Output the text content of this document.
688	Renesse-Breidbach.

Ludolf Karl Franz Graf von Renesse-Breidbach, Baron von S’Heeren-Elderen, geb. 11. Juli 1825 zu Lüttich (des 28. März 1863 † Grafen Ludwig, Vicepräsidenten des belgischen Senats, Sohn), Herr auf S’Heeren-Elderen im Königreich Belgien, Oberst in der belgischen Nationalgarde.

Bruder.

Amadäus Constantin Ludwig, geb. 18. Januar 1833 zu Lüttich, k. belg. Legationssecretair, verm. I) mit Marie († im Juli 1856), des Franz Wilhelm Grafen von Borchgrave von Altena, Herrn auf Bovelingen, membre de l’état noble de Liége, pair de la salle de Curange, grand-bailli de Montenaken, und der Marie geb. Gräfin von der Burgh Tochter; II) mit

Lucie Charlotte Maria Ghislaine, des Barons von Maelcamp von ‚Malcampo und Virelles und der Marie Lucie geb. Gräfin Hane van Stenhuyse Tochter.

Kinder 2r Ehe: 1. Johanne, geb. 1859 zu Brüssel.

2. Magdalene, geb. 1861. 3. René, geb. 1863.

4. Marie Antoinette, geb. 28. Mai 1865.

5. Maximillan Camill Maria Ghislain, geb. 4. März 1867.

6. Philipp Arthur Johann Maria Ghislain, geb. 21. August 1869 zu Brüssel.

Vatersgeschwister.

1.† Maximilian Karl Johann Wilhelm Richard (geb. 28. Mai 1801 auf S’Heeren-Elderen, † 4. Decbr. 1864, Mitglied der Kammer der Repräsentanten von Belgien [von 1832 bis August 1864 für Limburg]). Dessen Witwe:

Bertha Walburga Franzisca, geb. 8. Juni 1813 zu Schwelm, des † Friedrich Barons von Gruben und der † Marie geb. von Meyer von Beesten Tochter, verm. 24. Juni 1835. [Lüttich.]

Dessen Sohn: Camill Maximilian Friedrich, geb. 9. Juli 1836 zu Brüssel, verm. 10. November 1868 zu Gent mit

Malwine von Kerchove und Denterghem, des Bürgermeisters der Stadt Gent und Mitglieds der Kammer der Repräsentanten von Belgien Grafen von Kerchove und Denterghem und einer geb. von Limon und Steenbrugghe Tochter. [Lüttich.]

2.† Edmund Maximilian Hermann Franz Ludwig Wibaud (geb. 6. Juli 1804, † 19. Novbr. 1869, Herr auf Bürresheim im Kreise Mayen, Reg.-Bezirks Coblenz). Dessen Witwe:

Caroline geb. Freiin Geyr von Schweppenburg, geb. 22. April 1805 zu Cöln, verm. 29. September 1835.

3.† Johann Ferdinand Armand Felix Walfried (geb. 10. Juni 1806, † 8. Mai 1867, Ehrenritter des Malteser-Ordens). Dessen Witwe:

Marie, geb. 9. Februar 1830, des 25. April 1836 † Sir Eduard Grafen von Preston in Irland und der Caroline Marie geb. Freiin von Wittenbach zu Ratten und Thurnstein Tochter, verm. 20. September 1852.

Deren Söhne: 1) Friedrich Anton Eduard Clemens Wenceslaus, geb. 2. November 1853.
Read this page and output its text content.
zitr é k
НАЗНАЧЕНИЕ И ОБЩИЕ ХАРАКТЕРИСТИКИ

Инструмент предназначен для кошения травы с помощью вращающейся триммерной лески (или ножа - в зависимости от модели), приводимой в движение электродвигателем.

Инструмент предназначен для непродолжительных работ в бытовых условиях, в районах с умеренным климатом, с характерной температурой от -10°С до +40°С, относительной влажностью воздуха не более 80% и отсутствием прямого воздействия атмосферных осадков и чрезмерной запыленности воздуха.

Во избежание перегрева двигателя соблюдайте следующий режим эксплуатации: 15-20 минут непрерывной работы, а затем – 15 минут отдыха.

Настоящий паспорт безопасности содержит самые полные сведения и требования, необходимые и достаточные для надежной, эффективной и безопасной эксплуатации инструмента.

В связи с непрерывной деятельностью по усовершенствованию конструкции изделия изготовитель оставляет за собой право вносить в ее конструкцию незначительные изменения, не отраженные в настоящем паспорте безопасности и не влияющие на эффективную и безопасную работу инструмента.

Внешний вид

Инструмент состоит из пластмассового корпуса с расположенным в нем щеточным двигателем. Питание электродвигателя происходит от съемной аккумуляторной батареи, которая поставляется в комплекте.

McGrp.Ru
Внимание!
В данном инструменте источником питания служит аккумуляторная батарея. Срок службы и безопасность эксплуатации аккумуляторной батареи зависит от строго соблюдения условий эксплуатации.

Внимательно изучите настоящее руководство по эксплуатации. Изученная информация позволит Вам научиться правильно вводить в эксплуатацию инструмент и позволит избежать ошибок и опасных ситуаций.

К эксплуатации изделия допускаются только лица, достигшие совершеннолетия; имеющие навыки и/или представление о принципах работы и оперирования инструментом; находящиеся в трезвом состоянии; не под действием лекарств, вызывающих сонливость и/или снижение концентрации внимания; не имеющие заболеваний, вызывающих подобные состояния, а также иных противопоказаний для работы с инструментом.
==============================
→ **TASK PROMPT**: In how many lines does the word "предназначен" appear? Respond with the number alone.

→ **THE COMPLETED TASK**: 2